--- Request ---
Pick out each line with the word "六条禁令" from the material that follows.
○ ○ ○ ○
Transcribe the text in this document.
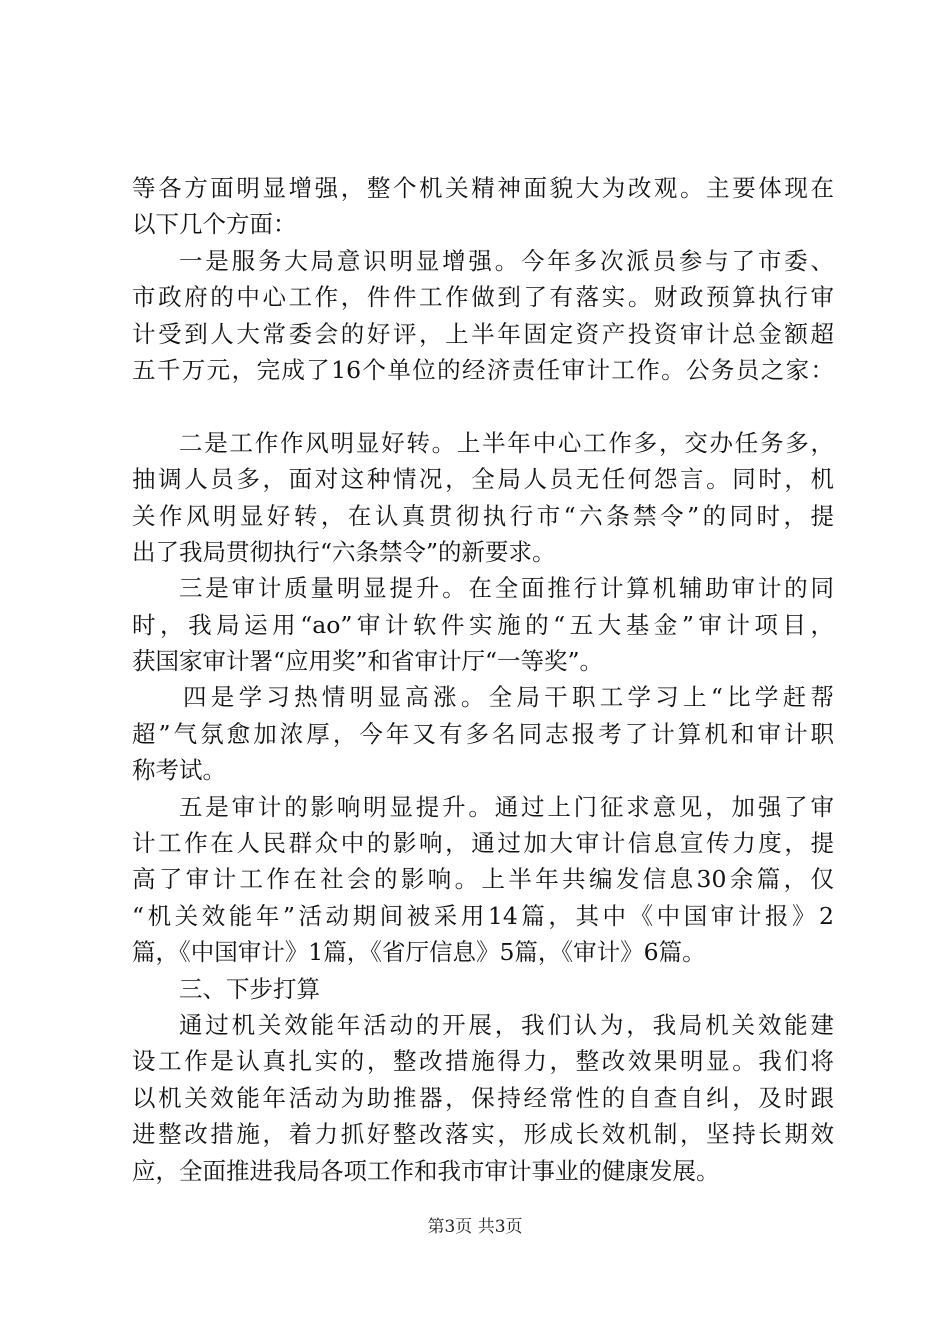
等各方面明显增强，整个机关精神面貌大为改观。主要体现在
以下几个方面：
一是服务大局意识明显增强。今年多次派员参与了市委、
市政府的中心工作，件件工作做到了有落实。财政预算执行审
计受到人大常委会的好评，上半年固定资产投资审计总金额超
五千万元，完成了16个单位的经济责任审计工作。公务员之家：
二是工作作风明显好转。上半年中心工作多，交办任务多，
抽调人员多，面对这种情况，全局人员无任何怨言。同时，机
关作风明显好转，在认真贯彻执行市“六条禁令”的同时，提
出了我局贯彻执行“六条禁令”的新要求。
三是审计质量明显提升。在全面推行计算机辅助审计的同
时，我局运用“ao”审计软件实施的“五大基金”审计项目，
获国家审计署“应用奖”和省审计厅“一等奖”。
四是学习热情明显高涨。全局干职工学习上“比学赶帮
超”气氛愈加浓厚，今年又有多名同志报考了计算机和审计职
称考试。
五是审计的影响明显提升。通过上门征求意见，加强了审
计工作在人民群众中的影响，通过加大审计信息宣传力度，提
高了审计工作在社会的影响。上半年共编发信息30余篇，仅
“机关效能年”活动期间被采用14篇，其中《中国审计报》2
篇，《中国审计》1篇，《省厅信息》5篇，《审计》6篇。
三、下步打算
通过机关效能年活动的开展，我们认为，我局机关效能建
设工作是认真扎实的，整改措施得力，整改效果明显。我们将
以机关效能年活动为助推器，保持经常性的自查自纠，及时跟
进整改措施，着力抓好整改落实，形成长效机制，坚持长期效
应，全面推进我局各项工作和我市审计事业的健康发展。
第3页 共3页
○ ○ ○ ○
--- Written solution ---
关作风明显好转，在认真贯彻执行市“六条禁令”的同时，提
出了我局贯彻执行“六条禁令”的新要求。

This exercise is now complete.